What you should do -
Report, word for word, every line of the material that contains "registerbaserade".

Task data -

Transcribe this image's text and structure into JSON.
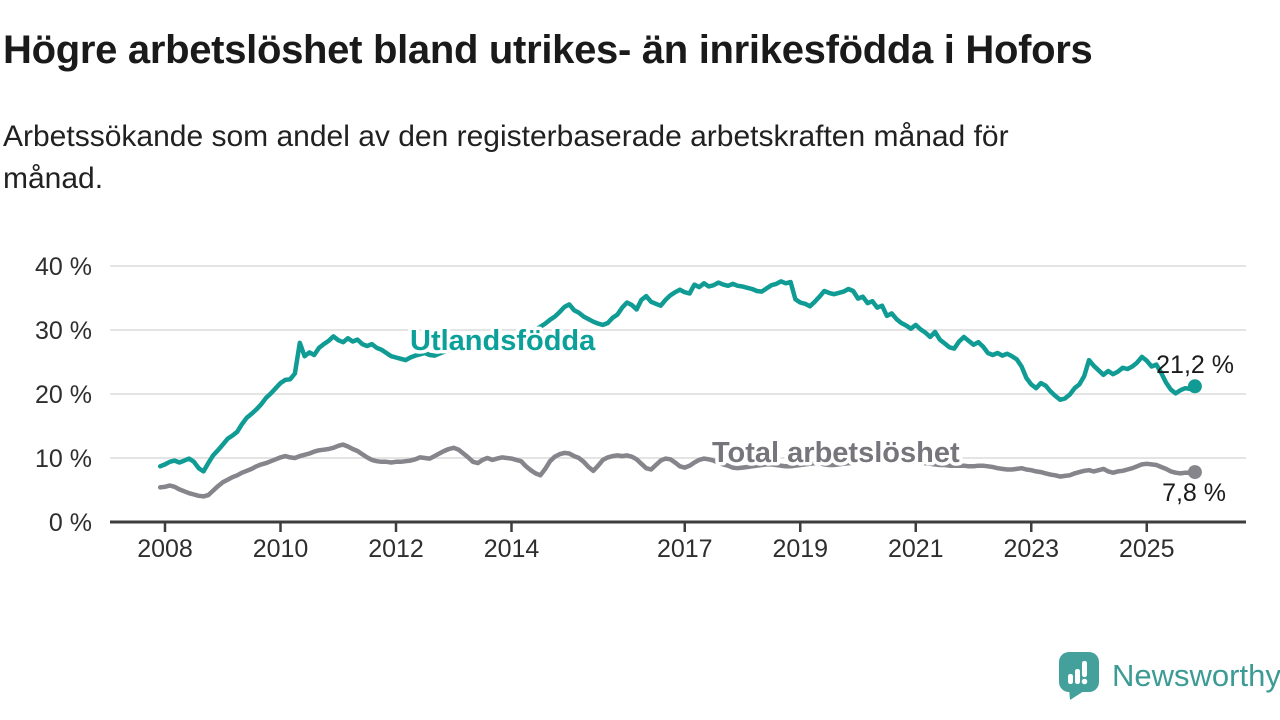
{
  "header": {
    "title": "Högre arbetslöshet bland utrikes- än inrikesfödda i Hofors",
    "subtitle_lines": [
      "Arbetssökande som andel av den registerbaserade arbetskraften månad för",
      "månad."
    ]
  },
  "chart_data": {
    "type": "line",
    "title": "Högre arbetslöshet bland utrikes- än inrikesfödda i Hofors",
    "subtitle": "Arbetssökande som andel av den registerbaserade arbetskraften månad för månad.",
    "grid": "horizontal-only",
    "legend_position": "inline-labels",
    "x_axis": {
      "range_years": [
        2007.75,
        2026.75
      ],
      "ticks": [
        {
          "year": 2008,
          "label": "2008"
        },
        {
          "year": 2010,
          "label": "2010"
        },
        {
          "year": 2012,
          "label": "2012"
        },
        {
          "year": 2014,
          "label": "2014"
        },
        {
          "year": 2017,
          "label": "2017"
        },
        {
          "year": 2019,
          "label": "2019"
        },
        {
          "year": 2021,
          "label": "2021"
        },
        {
          "year": 2023,
          "label": "2023"
        },
        {
          "year": 2025,
          "label": "2025"
        }
      ]
    },
    "y_axis": {
      "unit": "%",
      "range": [
        0,
        42
      ],
      "ticks": [
        {
          "value": 0,
          "label": "0 %"
        },
        {
          "value": 10,
          "label": "10 %"
        },
        {
          "value": 20,
          "label": "20 %"
        },
        {
          "value": 30,
          "label": "30 %"
        },
        {
          "value": 40,
          "label": "40 %"
        }
      ]
    },
    "series": [
      {
        "id": "utlandsfodda",
        "label": "Utlandsfödda",
        "color": "#109c94",
        "label_color": "#0ca09a",
        "end_value": 21.2,
        "end_label": "21,2 %",
        "start_year": 2007.9167,
        "step_years": 0.083333,
        "values": [
          8.7,
          9.0,
          9.4,
          9.6,
          9.3,
          9.6,
          9.9,
          9.4,
          8.4,
          7.9,
          9.2,
          10.4,
          11.2,
          12.1,
          13.0,
          13.5,
          14.1,
          15.3,
          16.3,
          16.9,
          17.6,
          18.4,
          19.4,
          20.1,
          20.9,
          21.7,
          22.2,
          22.3,
          23.2,
          28.0,
          25.9,
          26.5,
          26.1,
          27.2,
          27.8,
          28.3,
          29.0,
          28.4,
          28.1,
          28.7,
          28.2,
          28.5,
          27.8,
          27.5,
          27.8,
          27.2,
          26.9,
          26.4,
          25.9,
          25.7,
          25.5,
          25.3,
          25.7,
          26.0,
          26.2,
          26.4,
          26.1,
          26.0,
          26.3,
          26.6,
          26.8,
          27.0,
          26.8,
          27.1,
          27.3,
          27.1,
          27.4,
          27.2,
          27.6,
          27.9,
          28.1,
          28.0,
          28.2,
          28.0,
          28.4,
          28.7,
          29.1,
          29.6,
          30.1,
          30.5,
          31.0,
          31.6,
          32.1,
          32.8,
          33.6,
          34.0,
          33.1,
          32.7,
          32.1,
          31.7,
          31.3,
          31.0,
          30.8,
          31.1,
          31.9,
          32.4,
          33.5,
          34.3,
          33.9,
          33.2,
          34.7,
          35.3,
          34.4,
          34.1,
          33.8,
          34.7,
          35.4,
          35.9,
          36.3,
          35.9,
          35.7,
          37.1,
          36.7,
          37.3,
          36.8,
          37.0,
          37.4,
          37.1,
          36.9,
          37.2,
          36.9,
          36.8,
          36.6,
          36.4,
          36.1,
          36.0,
          36.5,
          37.0,
          37.2,
          37.6,
          37.3,
          37.5,
          34.8,
          34.3,
          34.1,
          33.7,
          34.4,
          35.2,
          36.1,
          35.8,
          35.6,
          35.8,
          36.0,
          36.4,
          36.1,
          34.9,
          35.2,
          34.2,
          34.5,
          33.5,
          33.8,
          32.2,
          32.6,
          31.7,
          31.1,
          30.7,
          30.2,
          30.8,
          30.1,
          29.6,
          28.9,
          29.7,
          28.5,
          27.9,
          27.3,
          27.1,
          28.2,
          28.9,
          28.3,
          27.7,
          28.1,
          27.4,
          26.4,
          26.1,
          26.4,
          26.0,
          26.3,
          25.9,
          25.4,
          24.3,
          22.5,
          21.5,
          20.9,
          21.7,
          21.3,
          20.4,
          19.7,
          19.1,
          19.3,
          19.9,
          20.9,
          21.5,
          22.8,
          25.3,
          24.4,
          23.7,
          23.0,
          23.6,
          23.1,
          23.5,
          24.1,
          23.9,
          24.3,
          24.9,
          25.8,
          25.2,
          24.3,
          24.6,
          23.3,
          21.8,
          20.7,
          20.1,
          20.6,
          20.9,
          20.8,
          21.2
        ]
      },
      {
        "id": "total",
        "label": "Total arbetslöshet",
        "color": "#85858b",
        "label_color": "#75757b",
        "end_value": 7.8,
        "end_label": "7,8 %",
        "start_year": 2007.9167,
        "step_years": 0.083333,
        "values": [
          5.4,
          5.5,
          5.7,
          5.5,
          5.1,
          4.8,
          4.5,
          4.3,
          4.1,
          4.0,
          4.2,
          4.9,
          5.6,
          6.2,
          6.6,
          7.0,
          7.3,
          7.7,
          8.0,
          8.3,
          8.7,
          9.0,
          9.2,
          9.5,
          9.8,
          10.1,
          10.3,
          10.1,
          10.0,
          10.3,
          10.5,
          10.7,
          11.0,
          11.2,
          11.3,
          11.4,
          11.6,
          11.9,
          12.1,
          11.8,
          11.4,
          11.1,
          10.6,
          10.1,
          9.7,
          9.5,
          9.4,
          9.4,
          9.3,
          9.4,
          9.4,
          9.5,
          9.6,
          9.8,
          10.1,
          10.0,
          9.9,
          10.3,
          10.7,
          11.1,
          11.4,
          11.6,
          11.3,
          10.7,
          10.1,
          9.4,
          9.2,
          9.7,
          10.0,
          9.7,
          9.9,
          10.1,
          10.0,
          9.9,
          9.7,
          9.5,
          8.7,
          8.1,
          7.6,
          7.3,
          8.3,
          9.5,
          10.2,
          10.6,
          10.8,
          10.7,
          10.3,
          10.0,
          9.4,
          8.6,
          8.0,
          8.8,
          9.7,
          10.1,
          10.3,
          10.4,
          10.3,
          10.4,
          10.2,
          9.8,
          9.1,
          8.4,
          8.2,
          8.9,
          9.6,
          9.9,
          9.8,
          9.3,
          8.7,
          8.5,
          8.8,
          9.3,
          9.7,
          9.9,
          9.8,
          9.6,
          9.3,
          9.0,
          8.8,
          8.5,
          8.4,
          8.5,
          8.6,
          8.7,
          8.8,
          8.9,
          9.0,
          9.0,
          8.9,
          8.8,
          8.7,
          8.7,
          8.8,
          8.9,
          9.0,
          9.1,
          9.2,
          9.2,
          9.0,
          8.9,
          8.9,
          9.0,
          9.1,
          9.2,
          9.2,
          9.3,
          9.4,
          9.6,
          9.8,
          9.9,
          10.0,
          10.0,
          9.9,
          9.8,
          9.7,
          9.6,
          9.5,
          9.4,
          9.3,
          9.2,
          9.1,
          9.0,
          8.9,
          8.9,
          8.8,
          8.8,
          8.8,
          8.8,
          8.7,
          8.7,
          8.8,
          8.8,
          8.7,
          8.6,
          8.4,
          8.3,
          8.2,
          8.2,
          8.3,
          8.4,
          8.2,
          8.1,
          7.9,
          7.8,
          7.6,
          7.4,
          7.3,
          7.1,
          7.2,
          7.3,
          7.6,
          7.8,
          8.0,
          8.1,
          7.9,
          8.1,
          8.3,
          7.9,
          7.7,
          7.9,
          8.0,
          8.2,
          8.4,
          8.7,
          9.0,
          9.1,
          9.0,
          8.9,
          8.6,
          8.3,
          7.9,
          7.7,
          7.6,
          7.7,
          7.7,
          7.8
        ]
      }
    ],
    "style": {
      "gridline_color": "#dcdcdc",
      "axis_color": "#3d3d3d",
      "tick_label_color": "#2e2e2e",
      "end_label_color": "#1b1b1b"
    }
  },
  "branding": {
    "name": "Newsworthy",
    "icon": "speech-bubble-bar-chart",
    "icon_color": "#44a09b",
    "wordmark_color": "#3c9b94"
  }
}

Correct output -
      "Arbetssökande som andel av den registerbaserade arbetskraften månad för",
    "subtitle": "Arbetssökande som andel av den registerbaserade arbetskraften månad för månad.",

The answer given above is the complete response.